(Items from a data source)
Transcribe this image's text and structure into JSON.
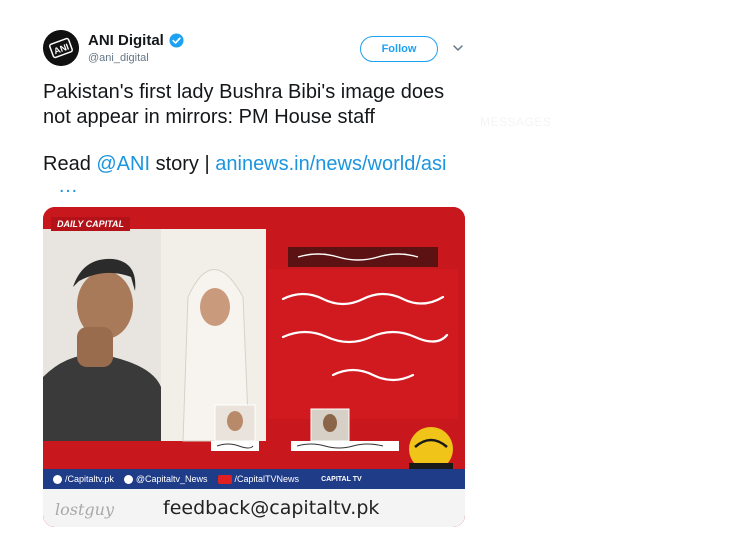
{
  "account": {
    "display_name": "ANI Digital",
    "handle": "@ani_digital",
    "avatar_text": "ANI"
  },
  "actions": {
    "follow_label": "Follow"
  },
  "tweet": {
    "line1": "Pakistan's first lady Bushra Bibi's image does",
    "line2": "not appear in mirrors: PM House staff",
    "read_prefix": "Read ",
    "mention": "@ANI",
    "read_mid": " story | ",
    "url": "aninews.in/news/world/asi",
    "ellipsis": "…"
  },
  "background": {
    "messages_label": "MESSAGES"
  },
  "media": {
    "channel_tag": "DAILY CAPITAL",
    "social": [
      "/Capitaltv.pk",
      "@Capitaltv_News",
      "/CapitalTVNews"
    ],
    "brand_label": "CAPITAL TV",
    "watermark": "lostguy",
    "feedback": "feedback@capitaltv.pk"
  },
  "colors": {
    "accent": "#1da1f2",
    "link": "#1b95e0",
    "news_red": "#c8171d",
    "news_blue": "#1f3c88"
  },
  "icons": {
    "verified": "verified-badge-icon",
    "chevron": "chevron-down-icon"
  }
}
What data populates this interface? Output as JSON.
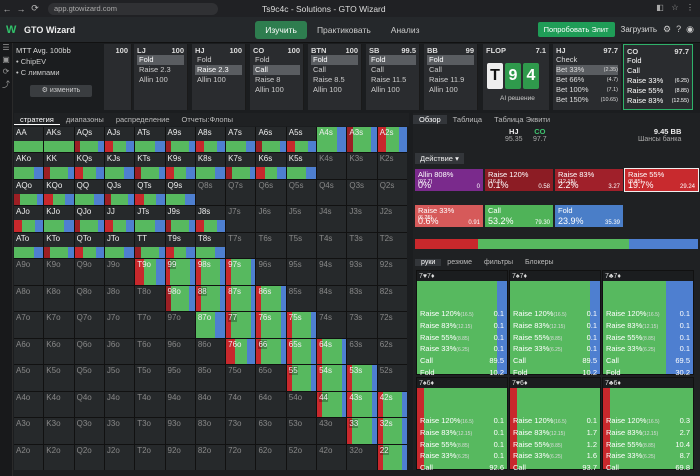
{
  "browser": {
    "url": "app.gtowizard.com",
    "title": "Ts9c4c - Solutions - GTO Wizard"
  },
  "app": {
    "brand": "GTO Wizard",
    "tabs": [
      "Изучить",
      "Практиковать",
      "Анализ"
    ],
    "upgrade": "Попробовать Элит",
    "load": "Загрузить"
  },
  "config": {
    "title": "MTT Avg. 100bb",
    "opt1": "ChipEV",
    "opt2": "С лимпами",
    "change": "изменить"
  },
  "positions": [
    {
      "name": "",
      "stack": "100",
      "options": []
    },
    {
      "name": "LJ",
      "stack": "100",
      "options": [
        "Fold",
        "Raise 2.3",
        "Allin 100"
      ],
      "sel": 0
    },
    {
      "name": "HJ",
      "stack": "100",
      "options": [
        "Fold",
        "Raise 2.3",
        "Allin 100"
      ],
      "sel": 1
    },
    {
      "name": "CO",
      "stack": "100",
      "options": [
        "Fold",
        "Call",
        "Raise 8",
        "Allin 100"
      ],
      "sel": 1
    },
    {
      "name": "BTN",
      "stack": "100",
      "options": [
        "Fold",
        "Call",
        "Raise 8.5",
        "Allin 100"
      ],
      "sel": 0
    },
    {
      "name": "SB",
      "stack": "99.5",
      "options": [
        "Fold",
        "Call",
        "Raise 11.5",
        "Allin 100"
      ],
      "sel": 0
    },
    {
      "name": "BB",
      "stack": "99",
      "options": [
        "Fold",
        "Call",
        "Raise 11.9",
        "Allin 100"
      ],
      "sel": 0
    }
  ],
  "flop": {
    "label": "FLOP",
    "stack": "7.1",
    "cards": [
      "T",
      "9",
      "4"
    ],
    "ai": "AI решение"
  },
  "sbcol": {
    "name": "HJ",
    "stack": "97.7",
    "options": [
      {
        "l": "Check",
        "v": ""
      },
      {
        "l": "Bet 33%",
        "v": "(2.35)"
      },
      {
        "l": "Bet 66%",
        "v": "(4.7)"
      },
      {
        "l": "Bet 100%",
        "v": "(7.1)"
      },
      {
        "l": "Bet 150%",
        "v": "(10.65)"
      }
    ]
  },
  "cocol": {
    "name": "CO",
    "stack": "97.7",
    "options": [
      {
        "l": "Fold",
        "v": ""
      },
      {
        "l": "Call",
        "v": ""
      },
      {
        "l": "Raise 33%",
        "v": "(6.25)"
      },
      {
        "l": "Raise 55%",
        "v": "(8.85)"
      },
      {
        "l": "Raise 83%",
        "v": "(12.55)"
      }
    ]
  },
  "lefttabs": [
    "стратегия",
    "диапазоны",
    "распределение",
    "Отчеты:Флопы"
  ],
  "grid": [
    [
      "AA",
      "AKs",
      "AQs",
      "AJs",
      "ATs",
      "A9s",
      "A8s",
      "A7s",
      "A6s",
      "A5s",
      "A4s",
      "A3s",
      "A2s"
    ],
    [
      "AKo",
      "KK",
      "KQs",
      "KJs",
      "KTs",
      "K9s",
      "K8s",
      "K7s",
      "K6s",
      "K5s",
      "K4s",
      "K3s",
      "K2s"
    ],
    [
      "AQo",
      "KQo",
      "QQ",
      "QJs",
      "QTs",
      "Q9s",
      "Q8s",
      "Q7s",
      "Q6s",
      "Q5s",
      "Q4s",
      "Q3s",
      "Q2s"
    ],
    [
      "AJo",
      "KJo",
      "QJo",
      "JJ",
      "JTs",
      "J9s",
      "J8s",
      "J7s",
      "J6s",
      "J5s",
      "J4s",
      "J3s",
      "J2s"
    ],
    [
      "ATo",
      "KTo",
      "QTo",
      "JTo",
      "TT",
      "T9s",
      "T8s",
      "T7s",
      "T6s",
      "T5s",
      "T4s",
      "T3s",
      "T2s"
    ],
    [
      "A9o",
      "K9o",
      "Q9o",
      "J9o",
      "T9o",
      "99",
      "98s",
      "97s",
      "96s",
      "95s",
      "94s",
      "93s",
      "92s"
    ],
    [
      "A8o",
      "K8o",
      "Q8o",
      "J8o",
      "T8o",
      "98o",
      "88",
      "87s",
      "86s",
      "85s",
      "84s",
      "83s",
      "82s"
    ],
    [
      "A7o",
      "K7o",
      "Q7o",
      "J7o",
      "T7o",
      "97o",
      "87o",
      "77",
      "76s",
      "75s",
      "74s",
      "73s",
      "72s"
    ],
    [
      "A6o",
      "K6o",
      "Q6o",
      "J6o",
      "T6o",
      "96o",
      "86o",
      "76o",
      "66",
      "65s",
      "64s",
      "63s",
      "62s"
    ],
    [
      "A5o",
      "K5o",
      "Q5o",
      "J5o",
      "T5o",
      "95o",
      "85o",
      "75o",
      "65o",
      "55",
      "54s",
      "53s",
      "52s"
    ],
    [
      "A4o",
      "K4o",
      "Q4o",
      "J4o",
      "T4o",
      "94o",
      "84o",
      "74o",
      "64o",
      "54o",
      "44",
      "43s",
      "42s"
    ],
    [
      "A3o",
      "K3o",
      "Q3o",
      "J3o",
      "T3o",
      "93o",
      "83o",
      "73o",
      "63o",
      "53o",
      "43o",
      "33",
      "32s"
    ],
    [
      "A2o",
      "K2o",
      "Q2o",
      "J2o",
      "T2o",
      "92o",
      "82o",
      "72o",
      "62o",
      "52o",
      "42o",
      "32o",
      "22"
    ]
  ],
  "righttabs": [
    "Обзор",
    "Таблица",
    "Таблица Эквити"
  ],
  "stats": [
    {
      "l": "",
      "v": ""
    },
    {
      "l": "",
      "v": ""
    },
    {
      "l": "",
      "v": ""
    },
    {
      "l": "HJ",
      "v": "95.35"
    },
    {
      "l": "CO",
      "v": "97.7"
    }
  ],
  "pot": "9.45 BB",
  "pot_sub": "Шансы банка",
  "actions_label": "Действие",
  "actions": [
    {
      "name": "Allin 808%",
      "sub": "(97.7)",
      "pct": "0%",
      "combos": "0",
      "fr": "0",
      "color": "#7a2a8c"
    },
    {
      "name": "Raise 120%",
      "sub": "(16.5)",
      "pct": "0.1%",
      "combos": "0.58",
      "fr": "0",
      "color": "#8c1c24"
    },
    {
      "name": "Raise 83%",
      "sub": "(12.15)",
      "pct": "2.2%",
      "combos": "3.27",
      "fr": "",
      "color": "#a0202a"
    },
    {
      "name": "Raise 55%",
      "sub": "(8.85)",
      "pct": "19.7%",
      "combos": "29.24",
      "fr": "",
      "color": "#c82a2e"
    },
    {
      "name": "Raise 33%",
      "sub": "(6.25)",
      "pct": "0.6%",
      "combos": "0.91",
      "fr": "",
      "color": "#d65a5a"
    },
    {
      "name": "Call",
      "sub": "",
      "pct": "53.2%",
      "combos": "79.30",
      "fr": "",
      "color": "#4fb358"
    },
    {
      "name": "Fold",
      "sub": "",
      "pct": "23.9%",
      "combos": "35.39",
      "fr": "",
      "color": "#4a7ec8"
    }
  ],
  "subtabs": [
    "руки",
    "резюме",
    "фильтры",
    "Блокеры"
  ],
  "hands": [
    {
      "suits": "7♥7♦",
      "lines": [
        [
          "Raise 120%",
          "(16.5)",
          "0.1"
        ],
        [
          "Raise 83%",
          "(12.15)",
          "0.1"
        ],
        [
          "Raise 55%",
          "(8.85)",
          "0.1"
        ],
        [
          "Raise 33%",
          "(6.25)",
          "0.1"
        ],
        [
          "Call",
          "",
          "89.5"
        ],
        [
          "Fold",
          "",
          "10.2"
        ]
      ]
    },
    {
      "suits": "7♠7♦",
      "lines": [
        [
          "Raise 120%",
          "(16.5)",
          "0.1"
        ],
        [
          "Raise 83%",
          "(12.15)",
          "0.1"
        ],
        [
          "Raise 55%",
          "(8.85)",
          "0.1"
        ],
        [
          "Raise 33%",
          "(6.25)",
          "0.1"
        ],
        [
          "Call",
          "",
          "89.5"
        ],
        [
          "Fold",
          "",
          "10.2"
        ]
      ]
    },
    {
      "suits": "7♣7♦",
      "lines": [
        [
          "Raise 120%",
          "(16.5)",
          "0.1"
        ],
        [
          "Raise 83%",
          "(12.15)",
          "0.1"
        ],
        [
          "Raise 55%",
          "(8.85)",
          "0.1"
        ],
        [
          "Raise 33%",
          "(6.25)",
          "0.1"
        ],
        [
          "Call",
          "",
          "69.5"
        ],
        [
          "Fold",
          "",
          "30.2"
        ]
      ]
    },
    {
      "suits": "7♠6♦",
      "lines": [
        [
          "Raise 120%",
          "(16.5)",
          "0.1"
        ],
        [
          "Raise 83%",
          "(12.15)",
          "0.1"
        ],
        [
          "Raise 55%",
          "(8.85)",
          "0.1"
        ],
        [
          "Raise 33%",
          "(6.25)",
          "0.1"
        ],
        [
          "Call",
          "",
          "92.6"
        ],
        [
          "Fold",
          "",
          ""
        ]
      ]
    },
    {
      "suits": "7♥6♦",
      "lines": [
        [
          "Raise 120%",
          "(16.5)",
          "0.1"
        ],
        [
          "Raise 83%",
          "(12.15)",
          "1.7"
        ],
        [
          "Raise 55%",
          "(8.85)",
          "1.2"
        ],
        [
          "Raise 33%",
          "(6.25)",
          "1.6"
        ],
        [
          "Call",
          "",
          "93.7"
        ],
        [
          "Fold",
          "",
          ""
        ]
      ]
    },
    {
      "suits": "7♣6♦",
      "lines": [
        [
          "Raise 120%",
          "(16.5)",
          "0.3"
        ],
        [
          "Raise 83%",
          "(12.15)",
          "2.7"
        ],
        [
          "Raise 55%",
          "(8.85)",
          "10.4"
        ],
        [
          "Raise 33%",
          "(6.25)",
          "8.7"
        ],
        [
          "Call",
          "",
          "69.8"
        ],
        [
          "Fold",
          "",
          ""
        ]
      ]
    }
  ]
}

• _WHAT YOU SHOULD DO_
Find every line that includes the string "this". Report how many there are and nothing else.

• _FULL SOLUTION_
2